**RECORDS SUPPLIED:**
☆ ☆ ☆ ☆ ☆

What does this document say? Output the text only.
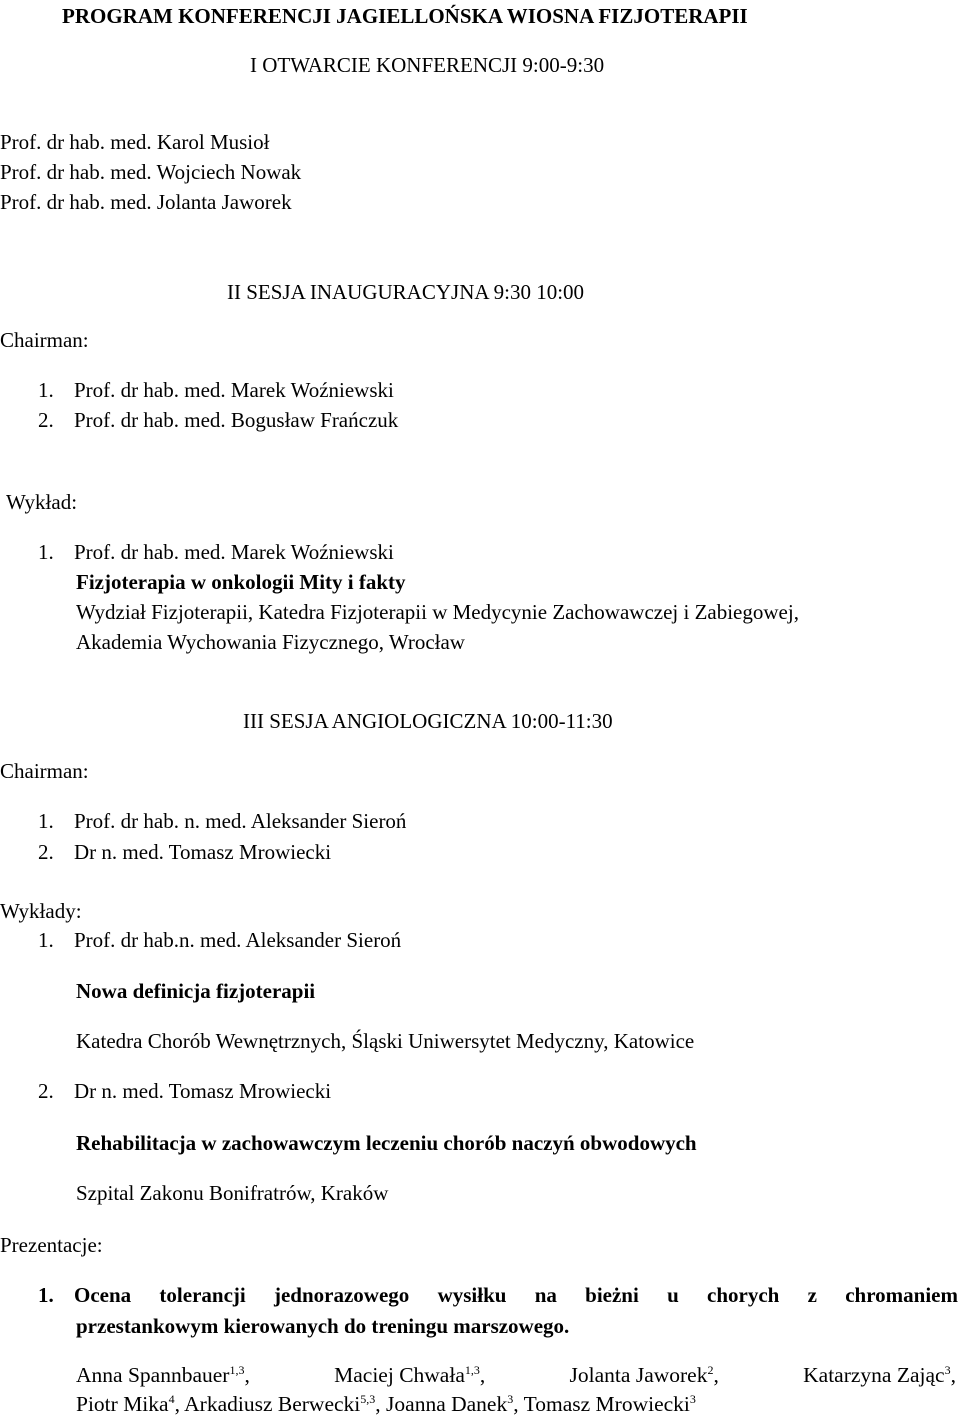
PROGRAM KONFERENCJI JAGIELLOŃSKA WIOSNA FIZJOTERAPII
I OTWARCIE KONFERENCJI 9:00-9:30
Prof. dr hab. med. Karol Musioł
Prof. dr hab. med. Wojciech Nowak
Prof. dr hab. med. Jolanta Jaworek
II SESJA INAUGURACYJNA 9:30 10:00
Chairman:
1. Prof. dr hab. med. Marek Woźniewski
2. Prof. dr hab. med. Bogusław Frańczuk
Wykład:
1. Prof. dr hab. med. Marek Woźniewski
Fizjoterapia w onkologii Mity i fakty
Wydział Fizjoterapii, Katedra Fizjoterapii w Medycynie Zachowawczej i Zabiegowej,
Akademia Wychowania Fizycznego, Wrocław
III SESJA ANGIOLOGICZNA 10:00-11:30
Chairman:
1. Prof. dr hab. n. med. Aleksander Sieroń
2. Dr n. med. Tomasz Mrowiecki
Wykłady:
1. Prof. dr hab.n. med. Aleksander Sieroń
Nowa definicja fizjoterapii
Katedra Chorób Wewnętrznych, Śląski Uniwersytet Medyczny, Katowice
2. Dr n. med. Tomasz Mrowiecki
Rehabilitacja w zachowawczym leczeniu chorób naczyń obwodowych
Szpital Zakonu Bonifratrów, Kraków
Prezentacje:
1. Ocena tolerancji jednorazowego wysiłku na bieżni u chorych z chromaniem
przestankowym kierowanych do treningu marszowego.
Anna Spannbauer$^{1,3}$,	Maciej Chwała$^{1,3}$,	Jolanta Jaworek$^2$,	Katarzyna Zając$^3$,
Piotr Mika$^4$, Arkadiusz Berwecki$^{5,3}$, Joanna Danek$^3$, Tomasz Mrowiecki$^3$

☆ ☆ ☆ ☆ ☆

**WRITTEN TASK:** Retype all of the entries exactly as written, leaving out any images.

**THE RESULT:**
What does this document say? Output the text only.
PROGRAM KONFERENCJI JAGIELLOŃSKA WIOSNA FIZJOTERAPII
I OTWARCIE KONFERENCJI 9:00-9:30
Prof. dr hab. med. Karol Musioł
Prof. dr hab. med. Wojciech Nowak
Prof. dr hab. med. Jolanta Jaworek
II SESJA INAUGURACYJNA 9:30 10:00
Chairman:
1. Prof. dr hab. med. Marek Woźniewski
2. Prof. dr hab. med. Bogusław Frańczuk
Wykład:
1. Prof. dr hab. med. Marek Woźniewski
Fizjoterapia w onkologii Mity i fakty
Wydział Fizjoterapii, Katedra Fizjoterapii w Medycynie Zachowawczej i Zabiegowej,
Akademia Wychowania Fizycznego, Wrocław
III SESJA ANGIOLOGICZNA 10:00-11:30
Chairman:
1. Prof. dr hab. n. med. Aleksander Sieroń
2. Dr n. med. Tomasz Mrowiecki
Wykłady:
1. Prof. dr hab.n. med. Aleksander Sieroń
Nowa definicja fizjoterapii
Katedra Chorób Wewnętrznych, Śląski Uniwersytet Medyczny, Katowice
2. Dr n. med. Tomasz Mrowiecki
Rehabilitacja w zachowawczym leczeniu chorób naczyń obwodowych
Szpital Zakonu Bonifratrów, Kraków
Prezentacje:
1. Ocena tolerancji jednorazowego wysiłku na bieżni u chorych z chromaniem
przestankowym kierowanych do treningu marszowego.
Anna Spannbauer$^{1,3}$,	Maciej Chwała$^{1,3}$,	Jolanta Jaworek$^2$,	Katarzyna Zając$^3$,
Piotr Mika$^4$, Arkadiusz Berwecki$^{5,3}$, Joanna Danek$^3$, Tomasz Mrowiecki$^3$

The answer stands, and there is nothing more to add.